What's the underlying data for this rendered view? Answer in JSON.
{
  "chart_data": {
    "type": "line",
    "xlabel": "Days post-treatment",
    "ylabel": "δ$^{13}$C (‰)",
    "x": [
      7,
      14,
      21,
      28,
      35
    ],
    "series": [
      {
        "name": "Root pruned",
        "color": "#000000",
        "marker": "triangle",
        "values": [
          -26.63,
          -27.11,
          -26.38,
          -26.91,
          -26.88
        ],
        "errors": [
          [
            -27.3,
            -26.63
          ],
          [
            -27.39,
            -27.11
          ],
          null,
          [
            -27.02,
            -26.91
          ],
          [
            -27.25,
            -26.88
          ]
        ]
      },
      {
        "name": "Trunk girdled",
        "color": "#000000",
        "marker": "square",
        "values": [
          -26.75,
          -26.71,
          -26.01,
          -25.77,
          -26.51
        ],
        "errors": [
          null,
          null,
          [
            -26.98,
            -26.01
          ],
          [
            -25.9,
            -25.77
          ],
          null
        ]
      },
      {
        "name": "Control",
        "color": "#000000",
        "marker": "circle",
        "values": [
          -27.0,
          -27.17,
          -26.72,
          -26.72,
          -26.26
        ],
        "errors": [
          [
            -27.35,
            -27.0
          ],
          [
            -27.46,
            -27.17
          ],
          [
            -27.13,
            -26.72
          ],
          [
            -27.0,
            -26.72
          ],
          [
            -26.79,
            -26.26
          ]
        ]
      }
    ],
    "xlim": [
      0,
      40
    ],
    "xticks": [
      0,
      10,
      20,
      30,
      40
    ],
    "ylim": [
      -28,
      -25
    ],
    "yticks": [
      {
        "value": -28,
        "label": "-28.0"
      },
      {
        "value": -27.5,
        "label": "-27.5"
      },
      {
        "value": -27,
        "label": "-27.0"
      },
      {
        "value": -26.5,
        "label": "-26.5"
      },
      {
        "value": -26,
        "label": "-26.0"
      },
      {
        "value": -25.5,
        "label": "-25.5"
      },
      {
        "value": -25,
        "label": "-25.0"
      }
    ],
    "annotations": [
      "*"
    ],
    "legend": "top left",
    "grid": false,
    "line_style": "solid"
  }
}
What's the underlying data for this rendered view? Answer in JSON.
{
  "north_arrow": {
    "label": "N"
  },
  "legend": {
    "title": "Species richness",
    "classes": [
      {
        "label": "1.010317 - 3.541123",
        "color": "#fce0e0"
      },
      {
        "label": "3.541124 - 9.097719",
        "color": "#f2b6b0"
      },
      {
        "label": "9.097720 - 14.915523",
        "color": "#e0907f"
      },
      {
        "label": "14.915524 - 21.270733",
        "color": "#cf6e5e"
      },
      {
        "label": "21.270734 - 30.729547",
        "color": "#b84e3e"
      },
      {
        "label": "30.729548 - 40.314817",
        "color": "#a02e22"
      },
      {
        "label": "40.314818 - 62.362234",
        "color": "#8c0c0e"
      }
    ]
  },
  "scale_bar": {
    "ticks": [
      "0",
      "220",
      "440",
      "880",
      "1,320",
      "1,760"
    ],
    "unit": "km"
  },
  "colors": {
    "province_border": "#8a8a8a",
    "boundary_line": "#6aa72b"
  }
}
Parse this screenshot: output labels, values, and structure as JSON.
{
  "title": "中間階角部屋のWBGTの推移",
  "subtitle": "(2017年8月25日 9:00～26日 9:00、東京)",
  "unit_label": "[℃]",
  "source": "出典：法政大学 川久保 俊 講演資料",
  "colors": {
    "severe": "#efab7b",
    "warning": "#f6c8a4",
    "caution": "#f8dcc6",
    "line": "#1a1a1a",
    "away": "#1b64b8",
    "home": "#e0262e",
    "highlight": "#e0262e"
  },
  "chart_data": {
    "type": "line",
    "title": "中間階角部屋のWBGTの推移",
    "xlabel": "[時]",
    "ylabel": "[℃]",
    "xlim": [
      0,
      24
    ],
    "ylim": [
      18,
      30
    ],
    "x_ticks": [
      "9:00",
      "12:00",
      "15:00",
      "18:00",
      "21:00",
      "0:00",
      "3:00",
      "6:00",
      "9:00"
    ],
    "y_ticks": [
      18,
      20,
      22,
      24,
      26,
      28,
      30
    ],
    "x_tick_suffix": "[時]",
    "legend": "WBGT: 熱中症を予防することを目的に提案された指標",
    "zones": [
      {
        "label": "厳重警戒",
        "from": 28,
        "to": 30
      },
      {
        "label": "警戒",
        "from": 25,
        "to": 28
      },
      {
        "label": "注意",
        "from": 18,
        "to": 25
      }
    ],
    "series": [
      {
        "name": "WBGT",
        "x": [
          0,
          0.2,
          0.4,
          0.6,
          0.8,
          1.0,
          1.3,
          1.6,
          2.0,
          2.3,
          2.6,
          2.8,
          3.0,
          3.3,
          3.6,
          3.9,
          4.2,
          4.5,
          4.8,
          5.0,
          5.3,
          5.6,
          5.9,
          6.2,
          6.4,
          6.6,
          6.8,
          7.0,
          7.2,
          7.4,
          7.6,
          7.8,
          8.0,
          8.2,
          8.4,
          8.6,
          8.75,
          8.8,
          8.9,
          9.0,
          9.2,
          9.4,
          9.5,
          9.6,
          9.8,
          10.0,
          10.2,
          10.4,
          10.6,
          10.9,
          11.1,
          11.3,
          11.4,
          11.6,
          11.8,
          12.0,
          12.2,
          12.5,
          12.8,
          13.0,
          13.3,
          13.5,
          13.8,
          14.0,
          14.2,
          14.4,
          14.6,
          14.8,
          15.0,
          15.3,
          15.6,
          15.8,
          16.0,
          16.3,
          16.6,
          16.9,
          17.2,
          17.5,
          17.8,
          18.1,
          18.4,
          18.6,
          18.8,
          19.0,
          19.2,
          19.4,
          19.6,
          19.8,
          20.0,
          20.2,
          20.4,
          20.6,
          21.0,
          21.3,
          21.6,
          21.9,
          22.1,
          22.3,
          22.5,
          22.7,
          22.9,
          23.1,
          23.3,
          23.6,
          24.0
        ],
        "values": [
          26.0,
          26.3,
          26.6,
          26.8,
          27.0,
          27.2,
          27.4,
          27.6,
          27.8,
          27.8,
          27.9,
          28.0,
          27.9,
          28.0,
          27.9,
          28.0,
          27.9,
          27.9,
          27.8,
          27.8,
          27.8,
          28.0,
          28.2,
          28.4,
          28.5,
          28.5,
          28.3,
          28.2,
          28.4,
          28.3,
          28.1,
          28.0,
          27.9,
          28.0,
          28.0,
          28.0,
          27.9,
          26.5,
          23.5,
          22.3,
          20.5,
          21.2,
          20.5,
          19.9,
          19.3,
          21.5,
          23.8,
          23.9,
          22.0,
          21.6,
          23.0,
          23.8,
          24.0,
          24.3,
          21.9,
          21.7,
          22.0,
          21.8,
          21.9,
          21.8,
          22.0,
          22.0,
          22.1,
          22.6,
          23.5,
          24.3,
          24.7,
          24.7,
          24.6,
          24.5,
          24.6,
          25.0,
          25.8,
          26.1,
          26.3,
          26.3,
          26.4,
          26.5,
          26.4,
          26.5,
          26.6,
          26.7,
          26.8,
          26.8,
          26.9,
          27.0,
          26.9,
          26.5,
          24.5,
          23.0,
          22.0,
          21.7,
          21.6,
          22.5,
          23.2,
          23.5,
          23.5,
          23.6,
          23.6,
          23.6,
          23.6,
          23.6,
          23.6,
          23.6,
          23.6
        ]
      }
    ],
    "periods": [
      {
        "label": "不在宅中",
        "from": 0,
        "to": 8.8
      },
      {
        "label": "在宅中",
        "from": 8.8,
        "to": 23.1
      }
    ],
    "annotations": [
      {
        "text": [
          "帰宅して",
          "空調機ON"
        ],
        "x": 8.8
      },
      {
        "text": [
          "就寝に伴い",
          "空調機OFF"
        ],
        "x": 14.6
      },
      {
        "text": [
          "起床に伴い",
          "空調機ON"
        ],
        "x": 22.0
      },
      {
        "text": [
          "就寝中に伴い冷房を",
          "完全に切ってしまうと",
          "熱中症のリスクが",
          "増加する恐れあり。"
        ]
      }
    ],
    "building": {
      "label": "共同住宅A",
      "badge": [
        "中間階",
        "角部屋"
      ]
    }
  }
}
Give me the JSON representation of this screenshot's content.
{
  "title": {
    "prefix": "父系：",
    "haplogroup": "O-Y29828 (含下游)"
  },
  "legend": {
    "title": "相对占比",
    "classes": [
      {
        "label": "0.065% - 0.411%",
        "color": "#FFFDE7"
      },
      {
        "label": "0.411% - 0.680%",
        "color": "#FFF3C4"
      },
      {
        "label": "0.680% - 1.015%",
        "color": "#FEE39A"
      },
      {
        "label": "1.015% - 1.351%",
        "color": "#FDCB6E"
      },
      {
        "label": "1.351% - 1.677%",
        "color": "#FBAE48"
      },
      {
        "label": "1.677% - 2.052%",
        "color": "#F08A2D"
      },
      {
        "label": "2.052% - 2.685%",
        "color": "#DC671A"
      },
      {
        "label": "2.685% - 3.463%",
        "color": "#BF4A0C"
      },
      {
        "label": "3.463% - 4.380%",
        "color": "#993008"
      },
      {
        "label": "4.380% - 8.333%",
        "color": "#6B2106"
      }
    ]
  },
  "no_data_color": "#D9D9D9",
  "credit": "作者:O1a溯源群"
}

THE REQUEST:
Gather each line from the entries above that includes the word "xlabel".

FULL OUTPUT:
    "xlabel": "Days post-treatment",
    "xlabel": "[時]",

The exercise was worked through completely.